> [What you will do]: Report how many lines in the records below contain the word "note". Give only the number.

= = = = = = =

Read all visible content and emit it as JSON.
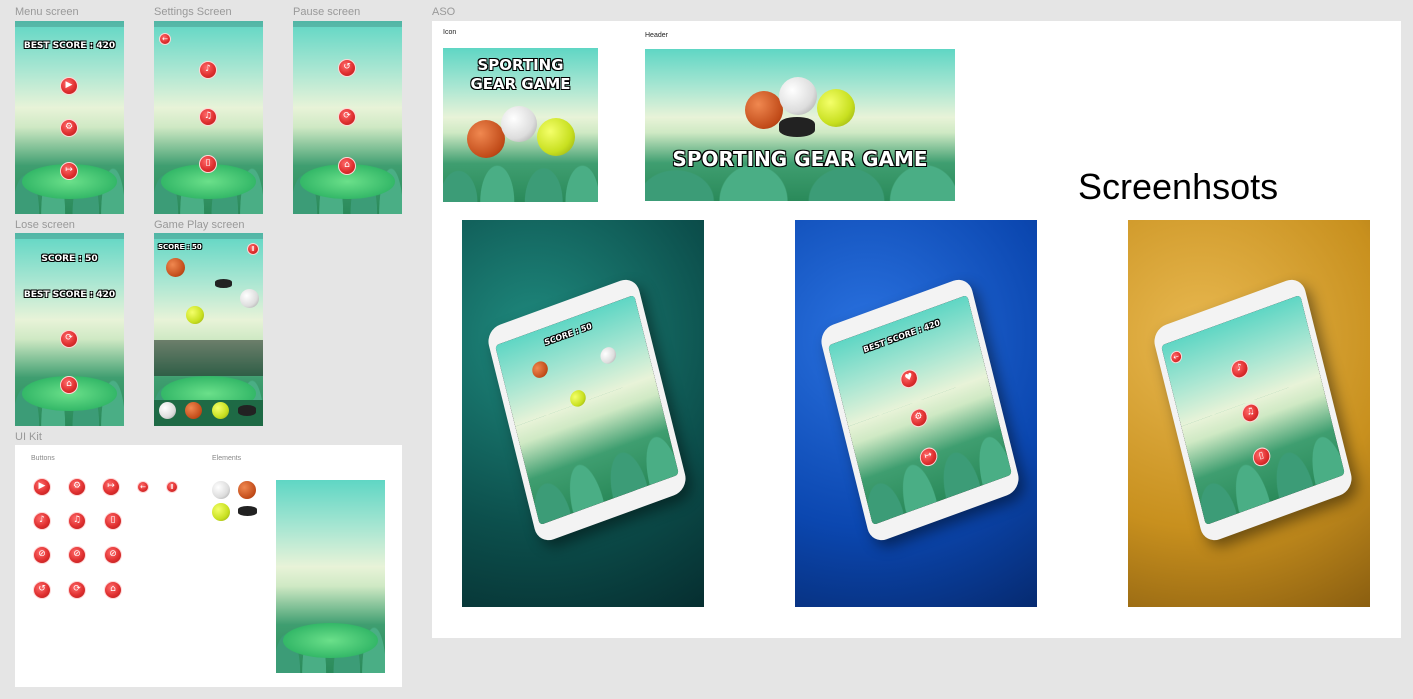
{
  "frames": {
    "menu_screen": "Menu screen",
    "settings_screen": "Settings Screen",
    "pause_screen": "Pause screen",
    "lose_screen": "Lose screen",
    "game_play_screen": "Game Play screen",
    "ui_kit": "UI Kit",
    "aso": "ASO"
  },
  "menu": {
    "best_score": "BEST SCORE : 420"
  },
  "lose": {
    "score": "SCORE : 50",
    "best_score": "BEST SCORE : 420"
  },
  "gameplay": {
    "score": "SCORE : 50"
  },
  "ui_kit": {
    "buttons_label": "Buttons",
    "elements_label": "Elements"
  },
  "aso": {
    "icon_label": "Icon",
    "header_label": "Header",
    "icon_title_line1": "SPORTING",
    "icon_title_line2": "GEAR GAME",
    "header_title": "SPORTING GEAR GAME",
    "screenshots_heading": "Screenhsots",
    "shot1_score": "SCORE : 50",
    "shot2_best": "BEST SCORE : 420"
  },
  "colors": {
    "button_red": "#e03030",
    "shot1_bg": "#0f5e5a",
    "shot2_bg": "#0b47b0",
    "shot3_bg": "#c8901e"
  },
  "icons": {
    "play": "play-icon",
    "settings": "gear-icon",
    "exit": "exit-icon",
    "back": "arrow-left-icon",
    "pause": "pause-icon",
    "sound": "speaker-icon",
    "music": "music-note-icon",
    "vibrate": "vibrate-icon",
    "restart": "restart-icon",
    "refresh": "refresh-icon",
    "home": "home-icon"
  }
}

= = = = = = =

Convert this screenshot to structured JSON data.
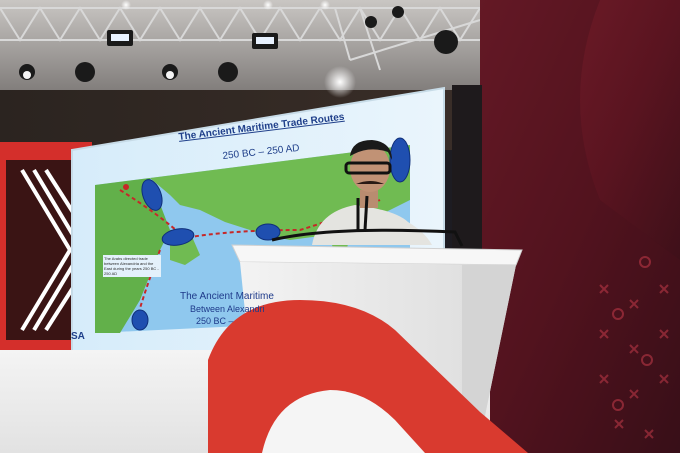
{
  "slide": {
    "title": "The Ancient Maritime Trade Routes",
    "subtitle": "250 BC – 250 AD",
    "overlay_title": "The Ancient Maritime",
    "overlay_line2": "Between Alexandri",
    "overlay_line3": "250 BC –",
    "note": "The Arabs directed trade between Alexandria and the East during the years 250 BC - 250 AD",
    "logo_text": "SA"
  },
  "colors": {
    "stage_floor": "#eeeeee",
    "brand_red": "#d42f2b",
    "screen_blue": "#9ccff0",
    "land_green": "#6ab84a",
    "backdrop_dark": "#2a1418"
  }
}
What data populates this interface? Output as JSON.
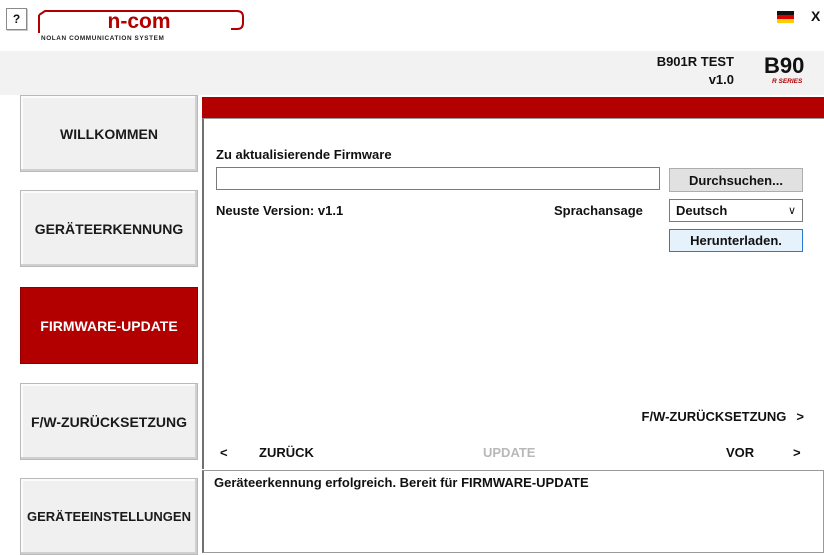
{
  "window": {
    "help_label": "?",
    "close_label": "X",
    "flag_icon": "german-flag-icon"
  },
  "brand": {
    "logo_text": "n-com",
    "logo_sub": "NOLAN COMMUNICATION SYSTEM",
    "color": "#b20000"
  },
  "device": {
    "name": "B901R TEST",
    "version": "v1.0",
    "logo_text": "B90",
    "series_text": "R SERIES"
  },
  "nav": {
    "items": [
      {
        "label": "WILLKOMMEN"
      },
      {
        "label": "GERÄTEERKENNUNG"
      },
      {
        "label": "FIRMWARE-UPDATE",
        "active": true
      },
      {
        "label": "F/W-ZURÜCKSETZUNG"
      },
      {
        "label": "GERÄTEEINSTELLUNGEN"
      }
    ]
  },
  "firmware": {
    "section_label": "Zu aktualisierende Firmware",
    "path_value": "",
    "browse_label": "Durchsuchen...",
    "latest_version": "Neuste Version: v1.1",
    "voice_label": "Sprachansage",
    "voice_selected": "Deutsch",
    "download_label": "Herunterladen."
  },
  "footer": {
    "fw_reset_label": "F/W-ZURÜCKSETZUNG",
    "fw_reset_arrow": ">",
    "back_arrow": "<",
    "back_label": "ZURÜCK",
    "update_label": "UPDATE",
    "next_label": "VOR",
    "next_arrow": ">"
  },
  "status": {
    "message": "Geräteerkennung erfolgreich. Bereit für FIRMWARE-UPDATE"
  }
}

= = = = = = =

> [Result of this exercise]: 2